### Data to process
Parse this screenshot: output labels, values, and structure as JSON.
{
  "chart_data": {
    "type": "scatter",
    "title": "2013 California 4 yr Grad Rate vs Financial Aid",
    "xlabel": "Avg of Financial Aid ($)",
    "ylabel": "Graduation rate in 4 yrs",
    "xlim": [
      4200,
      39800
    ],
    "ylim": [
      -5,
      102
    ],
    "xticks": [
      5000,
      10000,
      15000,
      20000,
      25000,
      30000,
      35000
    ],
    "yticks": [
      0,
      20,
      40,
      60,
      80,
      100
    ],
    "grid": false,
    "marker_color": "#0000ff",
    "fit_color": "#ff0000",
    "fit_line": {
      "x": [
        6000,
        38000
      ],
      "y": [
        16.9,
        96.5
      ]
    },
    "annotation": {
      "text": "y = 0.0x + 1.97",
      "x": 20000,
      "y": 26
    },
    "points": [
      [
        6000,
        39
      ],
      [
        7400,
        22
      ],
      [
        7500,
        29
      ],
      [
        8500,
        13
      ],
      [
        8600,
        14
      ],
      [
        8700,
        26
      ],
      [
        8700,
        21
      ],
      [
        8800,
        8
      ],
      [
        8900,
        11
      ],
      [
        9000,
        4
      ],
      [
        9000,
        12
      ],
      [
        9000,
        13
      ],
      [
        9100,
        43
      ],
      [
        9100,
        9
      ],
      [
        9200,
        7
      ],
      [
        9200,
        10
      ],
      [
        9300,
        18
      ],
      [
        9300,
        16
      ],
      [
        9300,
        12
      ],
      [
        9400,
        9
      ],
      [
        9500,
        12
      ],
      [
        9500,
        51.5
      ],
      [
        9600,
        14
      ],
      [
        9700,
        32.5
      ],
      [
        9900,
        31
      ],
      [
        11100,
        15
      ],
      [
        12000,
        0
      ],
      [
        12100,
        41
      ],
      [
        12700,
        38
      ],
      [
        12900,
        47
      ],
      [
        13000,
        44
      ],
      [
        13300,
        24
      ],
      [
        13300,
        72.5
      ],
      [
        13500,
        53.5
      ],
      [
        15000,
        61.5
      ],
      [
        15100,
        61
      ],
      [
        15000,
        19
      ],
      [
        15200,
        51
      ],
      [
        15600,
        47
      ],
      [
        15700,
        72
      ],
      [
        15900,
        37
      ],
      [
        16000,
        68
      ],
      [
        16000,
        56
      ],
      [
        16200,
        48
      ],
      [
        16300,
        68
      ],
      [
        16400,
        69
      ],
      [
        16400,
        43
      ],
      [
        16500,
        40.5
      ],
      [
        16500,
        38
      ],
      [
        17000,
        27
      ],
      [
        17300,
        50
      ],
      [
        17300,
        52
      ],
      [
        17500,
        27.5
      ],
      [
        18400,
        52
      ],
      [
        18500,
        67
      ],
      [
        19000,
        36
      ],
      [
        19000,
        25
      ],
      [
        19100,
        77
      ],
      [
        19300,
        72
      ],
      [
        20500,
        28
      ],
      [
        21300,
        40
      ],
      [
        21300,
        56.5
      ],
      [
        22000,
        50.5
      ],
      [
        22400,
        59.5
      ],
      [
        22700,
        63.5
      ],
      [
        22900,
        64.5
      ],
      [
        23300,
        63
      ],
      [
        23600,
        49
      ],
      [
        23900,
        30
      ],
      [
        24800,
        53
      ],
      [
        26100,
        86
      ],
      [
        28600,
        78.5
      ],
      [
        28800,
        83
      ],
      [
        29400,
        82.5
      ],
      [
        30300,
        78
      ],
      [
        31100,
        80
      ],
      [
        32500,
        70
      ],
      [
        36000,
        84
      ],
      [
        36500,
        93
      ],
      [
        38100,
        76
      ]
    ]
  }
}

### Task
Take every line above carrying "Financial" and return it.

### Exercise answer
    "title": "2013 California 4 yr Grad Rate vs Financial Aid",
    "xlabel": "Avg of Financial Aid ($)",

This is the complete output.